### Your goal
Copy the records word for word, starting at their first line and ending after the line containing "- Circle shape: [1208, 553, 1244, 590]", with both of those lines included.

--- Start ---

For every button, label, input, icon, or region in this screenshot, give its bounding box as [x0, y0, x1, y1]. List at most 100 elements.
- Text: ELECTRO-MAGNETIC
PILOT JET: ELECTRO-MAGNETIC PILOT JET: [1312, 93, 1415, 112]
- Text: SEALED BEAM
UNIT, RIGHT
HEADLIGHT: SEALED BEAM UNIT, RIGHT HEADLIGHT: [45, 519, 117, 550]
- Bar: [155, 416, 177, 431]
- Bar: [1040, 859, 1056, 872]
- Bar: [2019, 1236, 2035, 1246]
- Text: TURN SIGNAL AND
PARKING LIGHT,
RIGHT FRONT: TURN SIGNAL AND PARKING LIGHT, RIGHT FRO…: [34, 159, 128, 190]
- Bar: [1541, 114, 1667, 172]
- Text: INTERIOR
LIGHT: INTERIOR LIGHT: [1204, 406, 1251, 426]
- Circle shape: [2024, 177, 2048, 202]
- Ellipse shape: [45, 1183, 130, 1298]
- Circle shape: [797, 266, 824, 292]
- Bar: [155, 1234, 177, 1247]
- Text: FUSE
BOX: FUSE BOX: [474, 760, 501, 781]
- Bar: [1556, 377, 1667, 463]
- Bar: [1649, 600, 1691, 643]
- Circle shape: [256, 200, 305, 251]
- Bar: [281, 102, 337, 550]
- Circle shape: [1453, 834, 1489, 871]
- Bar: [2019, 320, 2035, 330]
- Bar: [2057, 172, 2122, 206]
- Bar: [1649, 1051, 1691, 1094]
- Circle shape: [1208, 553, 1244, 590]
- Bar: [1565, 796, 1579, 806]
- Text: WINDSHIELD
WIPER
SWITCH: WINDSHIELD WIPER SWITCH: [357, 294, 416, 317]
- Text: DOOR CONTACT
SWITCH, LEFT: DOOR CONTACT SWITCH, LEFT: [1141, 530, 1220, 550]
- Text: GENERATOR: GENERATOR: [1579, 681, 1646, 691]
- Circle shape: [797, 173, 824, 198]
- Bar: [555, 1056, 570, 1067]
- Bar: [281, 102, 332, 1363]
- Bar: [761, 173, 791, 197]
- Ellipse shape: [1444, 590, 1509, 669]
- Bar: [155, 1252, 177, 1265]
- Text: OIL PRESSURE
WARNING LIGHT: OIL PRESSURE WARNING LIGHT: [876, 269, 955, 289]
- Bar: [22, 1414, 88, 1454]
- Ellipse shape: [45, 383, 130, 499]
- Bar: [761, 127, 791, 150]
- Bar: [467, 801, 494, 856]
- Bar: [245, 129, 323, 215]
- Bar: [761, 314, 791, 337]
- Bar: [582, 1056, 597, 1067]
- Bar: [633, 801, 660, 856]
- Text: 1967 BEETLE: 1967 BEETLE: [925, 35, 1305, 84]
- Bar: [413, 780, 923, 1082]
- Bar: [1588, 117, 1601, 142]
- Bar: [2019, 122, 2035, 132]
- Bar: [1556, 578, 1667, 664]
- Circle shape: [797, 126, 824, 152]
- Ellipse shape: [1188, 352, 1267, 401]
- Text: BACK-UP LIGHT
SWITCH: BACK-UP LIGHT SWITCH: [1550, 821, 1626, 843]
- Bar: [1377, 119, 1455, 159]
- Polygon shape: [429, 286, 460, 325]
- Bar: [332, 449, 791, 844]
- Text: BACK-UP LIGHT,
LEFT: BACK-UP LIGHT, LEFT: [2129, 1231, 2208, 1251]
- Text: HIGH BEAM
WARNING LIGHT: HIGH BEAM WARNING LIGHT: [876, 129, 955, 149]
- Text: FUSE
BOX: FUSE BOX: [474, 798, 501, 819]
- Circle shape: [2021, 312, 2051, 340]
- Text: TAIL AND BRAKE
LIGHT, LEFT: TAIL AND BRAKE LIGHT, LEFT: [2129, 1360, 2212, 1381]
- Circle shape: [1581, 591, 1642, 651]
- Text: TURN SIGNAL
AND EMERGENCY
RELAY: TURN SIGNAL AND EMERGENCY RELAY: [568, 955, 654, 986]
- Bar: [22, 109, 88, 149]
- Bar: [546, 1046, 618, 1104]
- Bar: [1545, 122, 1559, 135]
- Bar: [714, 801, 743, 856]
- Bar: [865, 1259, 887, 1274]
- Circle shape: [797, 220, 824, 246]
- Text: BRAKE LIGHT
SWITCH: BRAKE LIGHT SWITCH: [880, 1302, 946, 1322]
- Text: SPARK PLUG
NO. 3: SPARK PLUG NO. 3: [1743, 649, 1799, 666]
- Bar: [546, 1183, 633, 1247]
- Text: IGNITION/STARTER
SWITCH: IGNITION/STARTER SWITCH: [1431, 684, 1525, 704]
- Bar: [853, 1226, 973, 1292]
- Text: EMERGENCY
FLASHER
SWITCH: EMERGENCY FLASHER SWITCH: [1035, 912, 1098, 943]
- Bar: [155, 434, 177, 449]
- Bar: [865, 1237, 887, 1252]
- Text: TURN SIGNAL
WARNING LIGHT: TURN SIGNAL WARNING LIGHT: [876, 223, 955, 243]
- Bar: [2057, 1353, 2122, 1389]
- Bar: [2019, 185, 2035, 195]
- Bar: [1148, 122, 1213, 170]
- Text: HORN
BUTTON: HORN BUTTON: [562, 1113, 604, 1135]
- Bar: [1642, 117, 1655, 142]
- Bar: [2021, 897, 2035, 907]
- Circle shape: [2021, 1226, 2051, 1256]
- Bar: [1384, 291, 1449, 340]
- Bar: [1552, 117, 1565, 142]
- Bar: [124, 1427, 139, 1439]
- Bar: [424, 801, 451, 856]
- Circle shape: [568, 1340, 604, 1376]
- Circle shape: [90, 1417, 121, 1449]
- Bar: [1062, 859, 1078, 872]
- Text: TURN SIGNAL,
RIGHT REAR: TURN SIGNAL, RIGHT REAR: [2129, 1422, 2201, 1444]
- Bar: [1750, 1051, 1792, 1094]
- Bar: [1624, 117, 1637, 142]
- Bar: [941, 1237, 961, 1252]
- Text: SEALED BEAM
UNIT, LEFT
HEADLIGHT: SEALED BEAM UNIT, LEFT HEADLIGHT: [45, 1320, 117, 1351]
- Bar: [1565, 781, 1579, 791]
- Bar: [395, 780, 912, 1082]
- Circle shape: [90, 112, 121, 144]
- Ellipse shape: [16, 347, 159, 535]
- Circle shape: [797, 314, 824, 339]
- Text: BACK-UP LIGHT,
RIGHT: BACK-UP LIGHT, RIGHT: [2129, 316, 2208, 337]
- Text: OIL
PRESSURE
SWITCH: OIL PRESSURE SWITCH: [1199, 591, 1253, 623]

--- End ---

### Response to the task
For every button, label, input, icon, or region in this screenshot, give its bounding box as [x0, y0, x1, y1]. List at most 100 elements.
- Text: ELECTRO-MAGNETIC
PILOT JET: ELECTRO-MAGNETIC PILOT JET: [1312, 93, 1415, 112]
- Text: SEALED BEAM
UNIT, RIGHT
HEADLIGHT: SEALED BEAM UNIT, RIGHT HEADLIGHT: [45, 519, 117, 550]
- Bar: [155, 416, 177, 431]
- Bar: [1040, 859, 1056, 872]
- Bar: [2019, 1236, 2035, 1246]
- Text: TURN SIGNAL AND
PARKING LIGHT,
RIGHT FRONT: TURN SIGNAL AND PARKING LIGHT, RIGHT FRO…: [34, 159, 128, 190]
- Bar: [1541, 114, 1667, 172]
- Text: INTERIOR
LIGHT: INTERIOR LIGHT: [1204, 406, 1251, 426]
- Circle shape: [2024, 177, 2048, 202]
- Ellipse shape: [45, 1183, 130, 1298]
- Circle shape: [797, 266, 824, 292]
- Bar: [155, 1234, 177, 1247]
- Text: FUSE
BOX: FUSE BOX: [474, 760, 501, 781]
- Bar: [1556, 377, 1667, 463]
- Bar: [1649, 600, 1691, 643]
- Circle shape: [256, 200, 305, 251]
- Bar: [281, 102, 337, 550]
- Circle shape: [1453, 834, 1489, 871]
- Bar: [2019, 320, 2035, 330]
- Bar: [2057, 172, 2122, 206]
- Bar: [1649, 1051, 1691, 1094]
- Circle shape: [1208, 553, 1244, 590]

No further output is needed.